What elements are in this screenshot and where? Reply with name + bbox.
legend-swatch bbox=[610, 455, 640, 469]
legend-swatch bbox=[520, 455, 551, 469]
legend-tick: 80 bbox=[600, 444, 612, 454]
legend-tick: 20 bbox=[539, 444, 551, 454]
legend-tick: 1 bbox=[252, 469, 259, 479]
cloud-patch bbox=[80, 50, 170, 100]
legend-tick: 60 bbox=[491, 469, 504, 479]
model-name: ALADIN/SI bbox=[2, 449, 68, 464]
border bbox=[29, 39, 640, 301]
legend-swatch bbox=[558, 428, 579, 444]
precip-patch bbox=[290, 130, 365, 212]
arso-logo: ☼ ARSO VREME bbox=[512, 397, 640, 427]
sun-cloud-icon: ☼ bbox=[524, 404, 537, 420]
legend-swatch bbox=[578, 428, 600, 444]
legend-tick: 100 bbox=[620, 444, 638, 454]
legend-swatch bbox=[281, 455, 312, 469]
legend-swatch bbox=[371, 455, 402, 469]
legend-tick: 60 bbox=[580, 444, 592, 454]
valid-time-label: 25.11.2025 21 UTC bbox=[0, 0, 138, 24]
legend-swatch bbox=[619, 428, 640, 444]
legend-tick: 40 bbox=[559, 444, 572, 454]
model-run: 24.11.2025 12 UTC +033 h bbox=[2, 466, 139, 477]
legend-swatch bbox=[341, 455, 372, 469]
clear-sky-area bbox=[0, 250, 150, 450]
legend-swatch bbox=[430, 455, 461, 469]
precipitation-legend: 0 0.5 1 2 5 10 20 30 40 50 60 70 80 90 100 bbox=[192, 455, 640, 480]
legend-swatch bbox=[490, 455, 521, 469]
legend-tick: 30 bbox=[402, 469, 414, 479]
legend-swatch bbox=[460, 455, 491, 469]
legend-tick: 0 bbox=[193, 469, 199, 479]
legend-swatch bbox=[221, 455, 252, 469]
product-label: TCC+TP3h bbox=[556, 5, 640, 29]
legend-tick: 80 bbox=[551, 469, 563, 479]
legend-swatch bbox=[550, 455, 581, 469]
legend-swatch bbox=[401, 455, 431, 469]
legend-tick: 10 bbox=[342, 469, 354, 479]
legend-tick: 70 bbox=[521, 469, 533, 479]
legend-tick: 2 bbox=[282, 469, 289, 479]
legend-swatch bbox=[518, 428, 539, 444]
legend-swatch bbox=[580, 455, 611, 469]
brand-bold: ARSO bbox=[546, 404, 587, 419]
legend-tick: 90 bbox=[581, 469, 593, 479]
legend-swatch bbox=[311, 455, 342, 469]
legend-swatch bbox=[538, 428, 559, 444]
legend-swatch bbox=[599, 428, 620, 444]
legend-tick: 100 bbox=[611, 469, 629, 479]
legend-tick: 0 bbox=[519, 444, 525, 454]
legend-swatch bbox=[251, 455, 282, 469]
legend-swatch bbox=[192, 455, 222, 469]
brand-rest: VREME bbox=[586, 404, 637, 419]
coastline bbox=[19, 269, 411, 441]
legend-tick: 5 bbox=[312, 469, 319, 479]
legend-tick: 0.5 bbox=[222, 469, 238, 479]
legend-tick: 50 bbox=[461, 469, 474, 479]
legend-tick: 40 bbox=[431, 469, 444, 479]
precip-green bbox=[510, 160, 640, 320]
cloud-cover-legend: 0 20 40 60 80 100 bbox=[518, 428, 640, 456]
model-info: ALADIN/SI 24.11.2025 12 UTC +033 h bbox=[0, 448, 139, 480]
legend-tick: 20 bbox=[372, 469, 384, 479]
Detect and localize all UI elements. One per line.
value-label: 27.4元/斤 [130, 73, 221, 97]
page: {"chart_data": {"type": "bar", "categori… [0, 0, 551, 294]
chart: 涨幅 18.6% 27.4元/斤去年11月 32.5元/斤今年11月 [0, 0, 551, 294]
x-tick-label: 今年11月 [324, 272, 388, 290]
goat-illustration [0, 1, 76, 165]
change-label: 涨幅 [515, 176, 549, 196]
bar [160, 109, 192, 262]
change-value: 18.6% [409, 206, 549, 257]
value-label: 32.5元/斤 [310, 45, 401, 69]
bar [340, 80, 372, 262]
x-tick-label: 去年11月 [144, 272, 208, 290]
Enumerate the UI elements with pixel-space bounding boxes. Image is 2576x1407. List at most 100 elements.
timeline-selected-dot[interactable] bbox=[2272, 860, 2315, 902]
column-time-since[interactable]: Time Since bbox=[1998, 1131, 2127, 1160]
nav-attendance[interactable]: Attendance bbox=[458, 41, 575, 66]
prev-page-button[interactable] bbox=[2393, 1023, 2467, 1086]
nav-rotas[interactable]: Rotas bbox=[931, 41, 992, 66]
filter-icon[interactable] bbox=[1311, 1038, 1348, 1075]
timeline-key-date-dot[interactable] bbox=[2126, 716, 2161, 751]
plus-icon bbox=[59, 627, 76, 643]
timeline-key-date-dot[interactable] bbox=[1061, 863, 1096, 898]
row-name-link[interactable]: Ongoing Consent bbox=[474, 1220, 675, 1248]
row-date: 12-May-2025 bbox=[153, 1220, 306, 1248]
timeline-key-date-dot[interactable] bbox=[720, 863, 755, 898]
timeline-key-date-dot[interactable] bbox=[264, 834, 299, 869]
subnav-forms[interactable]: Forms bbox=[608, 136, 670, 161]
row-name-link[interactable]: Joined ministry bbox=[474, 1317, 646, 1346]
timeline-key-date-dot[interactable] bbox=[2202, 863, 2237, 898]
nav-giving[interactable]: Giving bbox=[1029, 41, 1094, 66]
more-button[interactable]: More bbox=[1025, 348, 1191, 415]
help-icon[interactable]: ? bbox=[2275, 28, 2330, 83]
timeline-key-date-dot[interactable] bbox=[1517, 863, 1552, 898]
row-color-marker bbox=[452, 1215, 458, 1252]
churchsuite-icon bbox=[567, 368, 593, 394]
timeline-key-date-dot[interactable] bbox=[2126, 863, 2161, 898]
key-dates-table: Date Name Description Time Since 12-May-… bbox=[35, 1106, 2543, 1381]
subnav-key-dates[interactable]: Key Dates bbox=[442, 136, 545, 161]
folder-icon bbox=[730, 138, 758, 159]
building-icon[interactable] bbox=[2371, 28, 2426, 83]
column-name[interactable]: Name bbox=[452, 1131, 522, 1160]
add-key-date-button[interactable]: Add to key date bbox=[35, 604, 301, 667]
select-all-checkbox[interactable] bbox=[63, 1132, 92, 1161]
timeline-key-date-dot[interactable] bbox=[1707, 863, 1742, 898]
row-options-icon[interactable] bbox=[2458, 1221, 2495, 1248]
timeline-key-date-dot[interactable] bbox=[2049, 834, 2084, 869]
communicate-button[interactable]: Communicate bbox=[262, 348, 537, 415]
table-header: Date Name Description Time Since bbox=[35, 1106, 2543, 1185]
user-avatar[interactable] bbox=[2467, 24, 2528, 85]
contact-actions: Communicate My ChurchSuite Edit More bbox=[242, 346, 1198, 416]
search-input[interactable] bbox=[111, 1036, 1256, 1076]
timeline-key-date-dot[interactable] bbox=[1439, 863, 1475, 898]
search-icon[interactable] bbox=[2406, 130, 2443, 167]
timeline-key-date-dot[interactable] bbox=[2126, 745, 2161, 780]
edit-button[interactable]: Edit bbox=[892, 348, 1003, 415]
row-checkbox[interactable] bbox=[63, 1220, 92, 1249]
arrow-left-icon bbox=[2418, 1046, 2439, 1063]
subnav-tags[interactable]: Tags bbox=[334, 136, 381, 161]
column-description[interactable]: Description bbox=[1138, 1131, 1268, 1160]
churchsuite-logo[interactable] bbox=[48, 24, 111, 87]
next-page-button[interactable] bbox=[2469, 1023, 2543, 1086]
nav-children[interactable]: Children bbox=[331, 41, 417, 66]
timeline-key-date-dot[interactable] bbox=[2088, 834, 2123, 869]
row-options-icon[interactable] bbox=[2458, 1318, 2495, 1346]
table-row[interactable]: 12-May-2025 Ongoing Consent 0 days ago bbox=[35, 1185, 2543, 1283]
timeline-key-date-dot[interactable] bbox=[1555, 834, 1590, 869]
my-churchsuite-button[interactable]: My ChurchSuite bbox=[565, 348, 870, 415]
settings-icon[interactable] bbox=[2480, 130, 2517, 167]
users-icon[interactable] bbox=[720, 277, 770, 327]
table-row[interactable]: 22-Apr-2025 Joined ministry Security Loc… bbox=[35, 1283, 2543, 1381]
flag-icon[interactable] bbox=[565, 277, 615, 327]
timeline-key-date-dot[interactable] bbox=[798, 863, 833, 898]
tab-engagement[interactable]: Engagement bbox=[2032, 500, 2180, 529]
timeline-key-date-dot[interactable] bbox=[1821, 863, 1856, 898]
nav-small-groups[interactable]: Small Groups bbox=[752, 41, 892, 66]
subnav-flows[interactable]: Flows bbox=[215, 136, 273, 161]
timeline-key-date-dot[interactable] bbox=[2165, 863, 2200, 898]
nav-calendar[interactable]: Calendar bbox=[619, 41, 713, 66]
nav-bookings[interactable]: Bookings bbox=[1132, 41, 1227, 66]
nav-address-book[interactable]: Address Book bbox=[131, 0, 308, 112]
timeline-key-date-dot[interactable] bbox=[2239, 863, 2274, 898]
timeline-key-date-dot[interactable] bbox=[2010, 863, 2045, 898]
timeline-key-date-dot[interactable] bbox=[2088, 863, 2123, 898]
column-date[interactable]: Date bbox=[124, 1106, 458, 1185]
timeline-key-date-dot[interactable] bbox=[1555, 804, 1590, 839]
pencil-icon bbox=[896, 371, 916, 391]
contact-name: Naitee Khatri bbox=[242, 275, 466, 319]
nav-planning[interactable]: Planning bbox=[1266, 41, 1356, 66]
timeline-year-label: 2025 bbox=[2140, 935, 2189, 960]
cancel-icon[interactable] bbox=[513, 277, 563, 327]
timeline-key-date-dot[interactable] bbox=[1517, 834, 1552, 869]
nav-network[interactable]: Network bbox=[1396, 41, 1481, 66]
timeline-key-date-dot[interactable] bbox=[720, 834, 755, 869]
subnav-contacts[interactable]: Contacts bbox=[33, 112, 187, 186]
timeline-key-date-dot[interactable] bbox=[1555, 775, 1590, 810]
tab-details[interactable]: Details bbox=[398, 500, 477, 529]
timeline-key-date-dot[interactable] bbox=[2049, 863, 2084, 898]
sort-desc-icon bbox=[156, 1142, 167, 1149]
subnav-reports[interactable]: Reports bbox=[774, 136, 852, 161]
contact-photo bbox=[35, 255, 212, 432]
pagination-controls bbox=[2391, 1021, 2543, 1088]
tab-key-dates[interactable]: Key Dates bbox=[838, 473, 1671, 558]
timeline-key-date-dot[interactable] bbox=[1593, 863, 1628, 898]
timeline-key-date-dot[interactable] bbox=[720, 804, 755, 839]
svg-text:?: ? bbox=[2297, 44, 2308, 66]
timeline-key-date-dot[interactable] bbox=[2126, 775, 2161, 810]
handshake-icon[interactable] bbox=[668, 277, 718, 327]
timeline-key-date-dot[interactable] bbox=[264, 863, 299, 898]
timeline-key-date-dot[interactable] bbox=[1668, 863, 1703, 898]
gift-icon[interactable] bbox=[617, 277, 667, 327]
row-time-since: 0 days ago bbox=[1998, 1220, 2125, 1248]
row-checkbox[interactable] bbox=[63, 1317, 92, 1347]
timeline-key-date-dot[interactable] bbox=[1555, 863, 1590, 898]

--------

## The exercise
Reproduce the entries word for word, from the start through the line that contains "legend-swatch bbox=[281, 455, 312, 469]", inclusive.

## Answer for the task
What elements are in this screenshot and where? Reply with name + bbox.
legend-swatch bbox=[610, 455, 640, 469]
legend-swatch bbox=[520, 455, 551, 469]
legend-tick: 80 bbox=[600, 444, 612, 454]
legend-tick: 20 bbox=[539, 444, 551, 454]
legend-tick: 1 bbox=[252, 469, 259, 479]
cloud-patch bbox=[80, 50, 170, 100]
legend-tick: 60 bbox=[491, 469, 504, 479]
model-name: ALADIN/SI bbox=[2, 449, 68, 464]
border bbox=[29, 39, 640, 301]
legend-swatch bbox=[558, 428, 579, 444]
precip-patch bbox=[290, 130, 365, 212]
arso-logo: ☼ ARSO VREME bbox=[512, 397, 640, 427]
sun-cloud-icon: ☼ bbox=[524, 404, 537, 420]
legend-swatch bbox=[578, 428, 600, 444]
legend-tick: 100 bbox=[620, 444, 638, 454]
legend-swatch bbox=[281, 455, 312, 469]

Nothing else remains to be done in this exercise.